Records from a collection of figures:

— Begin —

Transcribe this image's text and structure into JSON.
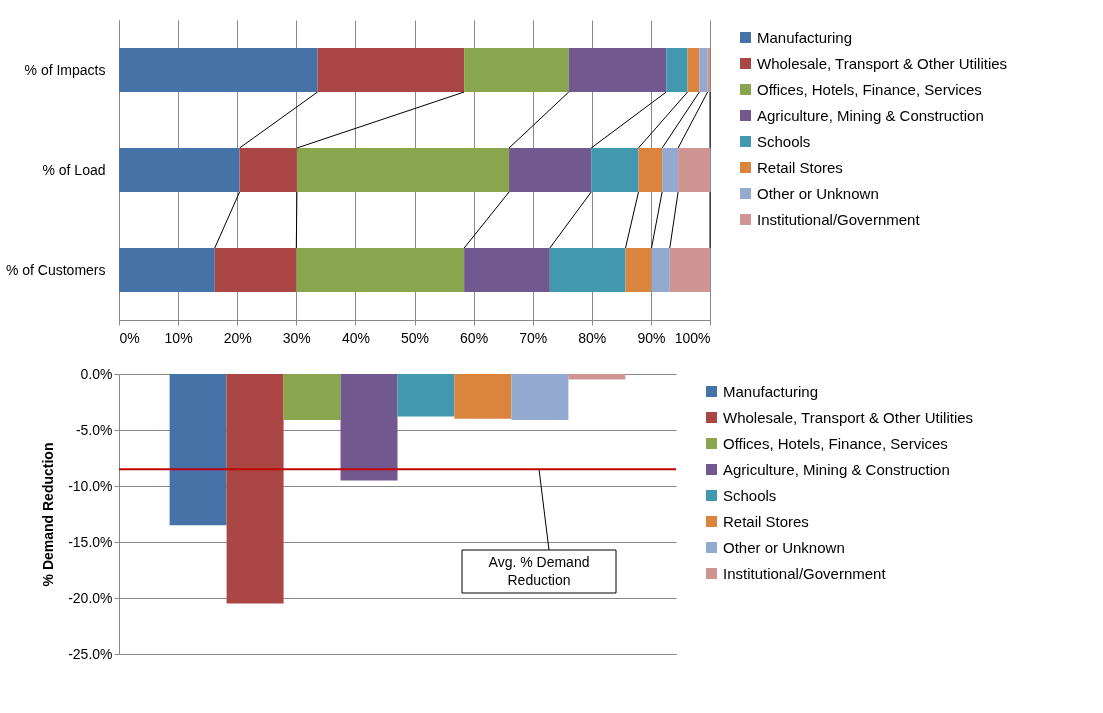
{
  "chart_data": [
    {
      "type": "bar",
      "orientation": "horizontal",
      "stacked": true,
      "categories": [
        "% of Impacts",
        "% of Load",
        "% of Customers"
      ],
      "series": [
        {
          "name": "Manufacturing",
          "color": "#4572a7",
          "values": [
            33.6,
            20.4,
            16.2
          ]
        },
        {
          "name": "Wholesale, Transport & Other Utilities",
          "color": "#aa4643",
          "values": [
            24.8,
            9.7,
            13.8
          ]
        },
        {
          "name": "Offices, Hotels, Finance, Services",
          "color": "#89a54e",
          "values": [
            17.7,
            35.9,
            28.4
          ]
        },
        {
          "name": "Agriculture, Mining & Construction",
          "color": "#71588f",
          "values": [
            16.5,
            13.9,
            14.5
          ]
        },
        {
          "name": "Schools",
          "color": "#4198af",
          "values": [
            3.6,
            8.0,
            12.8
          ]
        },
        {
          "name": "Retail Stores",
          "color": "#db843d",
          "values": [
            2.0,
            4.0,
            4.4
          ]
        },
        {
          "name": "Other or Unknown",
          "color": "#93a9cf",
          "values": [
            1.4,
            2.7,
            3.1
          ]
        },
        {
          "name": "Institutional/Government",
          "color": "#d09493",
          "values": [
            0.4,
            5.4,
            6.8
          ]
        }
      ],
      "xlim": [
        0,
        100
      ],
      "xticks": [
        {
          "value": 0,
          "label": "0%"
        },
        {
          "value": 10,
          "label": "10%"
        },
        {
          "value": 20,
          "label": "20%"
        },
        {
          "value": 30,
          "label": "30%"
        },
        {
          "value": 40,
          "label": "40%"
        },
        {
          "value": 50,
          "label": "50%"
        },
        {
          "value": 60,
          "label": "60%"
        },
        {
          "value": 70,
          "label": "70%"
        },
        {
          "value": 80,
          "label": "80%"
        },
        {
          "value": 90,
          "label": "90%"
        },
        {
          "value": 100,
          "label": "100%"
        }
      ],
      "grid": "x",
      "legend": "right"
    },
    {
      "type": "bar",
      "categories": [
        null
      ],
      "series": [
        {
          "name": "Manufacturing",
          "color": "#4572a7",
          "values": [
            -13.5
          ]
        },
        {
          "name": "Wholesale, Transport & Other Utilities",
          "color": "#aa4643",
          "values": [
            -20.5
          ]
        },
        {
          "name": "Offices, Hotels, Finance, Services",
          "color": "#89a54e",
          "values": [
            -4.1
          ]
        },
        {
          "name": "Agriculture, Mining & Construction",
          "color": "#71588f",
          "values": [
            -9.5
          ]
        },
        {
          "name": "Schools",
          "color": "#4198af",
          "values": [
            -3.8
          ]
        },
        {
          "name": "Retail Stores",
          "color": "#db843d",
          "values": [
            -4.0
          ]
        },
        {
          "name": "Other or Unknown",
          "color": "#93a9cf",
          "values": [
            -4.1
          ]
        },
        {
          "name": "Institutional/Government",
          "color": "#d09493",
          "values": [
            -0.5
          ]
        }
      ],
      "ylabel": "% Demand Reduction",
      "ylim": [
        -25,
        0
      ],
      "yticks": [
        {
          "value": 0,
          "label": "0.0%"
        },
        {
          "value": -5,
          "label": "-5.0%"
        },
        {
          "value": -10,
          "label": "-10.0%"
        },
        {
          "value": -15,
          "label": "-15.0%"
        },
        {
          "value": -20,
          "label": "-20.0%"
        },
        {
          "value": -25,
          "label": "-25.0%"
        }
      ],
      "ref_lines": [
        {
          "axis": "y",
          "value": -8.5,
          "color": "#c00000"
        }
      ],
      "annotations": [
        {
          "text": "Avg. % Demand Reduction",
          "y": -8.5
        }
      ],
      "grid": "y",
      "legend": "right",
      "tick_labels": "y"
    }
  ]
}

— End —

> [Required task] Without the pictures, retype the whole of the material above exactly.

> [Result below]
Transcribe this image's text and structure into JSON.
{
  "chart_data": [
    {
      "type": "bar",
      "orientation": "horizontal",
      "stacked": true,
      "categories": [
        "% of Impacts",
        "% of Load",
        "% of Customers"
      ],
      "series": [
        {
          "name": "Manufacturing",
          "color": "#4572a7",
          "values": [
            33.6,
            20.4,
            16.2
          ]
        },
        {
          "name": "Wholesale, Transport & Other Utilities",
          "color": "#aa4643",
          "values": [
            24.8,
            9.7,
            13.8
          ]
        },
        {
          "name": "Offices, Hotels, Finance, Services",
          "color": "#89a54e",
          "values": [
            17.7,
            35.9,
            28.4
          ]
        },
        {
          "name": "Agriculture, Mining & Construction",
          "color": "#71588f",
          "values": [
            16.5,
            13.9,
            14.5
          ]
        },
        {
          "name": "Schools",
          "color": "#4198af",
          "values": [
            3.6,
            8.0,
            12.8
          ]
        },
        {
          "name": "Retail Stores",
          "color": "#db843d",
          "values": [
            2.0,
            4.0,
            4.4
          ]
        },
        {
          "name": "Other or Unknown",
          "color": "#93a9cf",
          "values": [
            1.4,
            2.7,
            3.1
          ]
        },
        {
          "name": "Institutional/Government",
          "color": "#d09493",
          "values": [
            0.4,
            5.4,
            6.8
          ]
        }
      ],
      "xlim": [
        0,
        100
      ],
      "xticks": [
        {
          "value": 0,
          "label": "0%"
        },
        {
          "value": 10,
          "label": "10%"
        },
        {
          "value": 20,
          "label": "20%"
        },
        {
          "value": 30,
          "label": "30%"
        },
        {
          "value": 40,
          "label": "40%"
        },
        {
          "value": 50,
          "label": "50%"
        },
        {
          "value": 60,
          "label": "60%"
        },
        {
          "value": 70,
          "label": "70%"
        },
        {
          "value": 80,
          "label": "80%"
        },
        {
          "value": 90,
          "label": "90%"
        },
        {
          "value": 100,
          "label": "100%"
        }
      ],
      "grid": "x",
      "legend": "right"
    },
    {
      "type": "bar",
      "categories": [
        null
      ],
      "series": [
        {
          "name": "Manufacturing",
          "color": "#4572a7",
          "values": [
            -13.5
          ]
        },
        {
          "name": "Wholesale, Transport & Other Utilities",
          "color": "#aa4643",
          "values": [
            -20.5
          ]
        },
        {
          "name": "Offices, Hotels, Finance, Services",
          "color": "#89a54e",
          "values": [
            -4.1
          ]
        },
        {
          "name": "Agriculture, Mining & Construction",
          "color": "#71588f",
          "values": [
            -9.5
          ]
        },
        {
          "name": "Schools",
          "color": "#4198af",
          "values": [
            -3.8
          ]
        },
        {
          "name": "Retail Stores",
          "color": "#db843d",
          "values": [
            -4.0
          ]
        },
        {
          "name": "Other or Unknown",
          "color": "#93a9cf",
          "values": [
            -4.1
          ]
        },
        {
          "name": "Institutional/Government",
          "color": "#d09493",
          "values": [
            -0.5
          ]
        }
      ],
      "ylabel": "% Demand Reduction",
      "ylim": [
        -25,
        0
      ],
      "yticks": [
        {
          "value": 0,
          "label": "0.0%"
        },
        {
          "value": -5,
          "label": "-5.0%"
        },
        {
          "value": -10,
          "label": "-10.0%"
        },
        {
          "value": -15,
          "label": "-15.0%"
        },
        {
          "value": -20,
          "label": "-20.0%"
        },
        {
          "value": -25,
          "label": "-25.0%"
        }
      ],
      "ref_lines": [
        {
          "axis": "y",
          "value": -8.5,
          "color": "#c00000"
        }
      ],
      "annotations": [
        {
          "text": "Avg. % Demand Reduction",
          "y": -8.5
        }
      ],
      "grid": "y",
      "legend": "right",
      "tick_labels": "y"
    }
  ]
}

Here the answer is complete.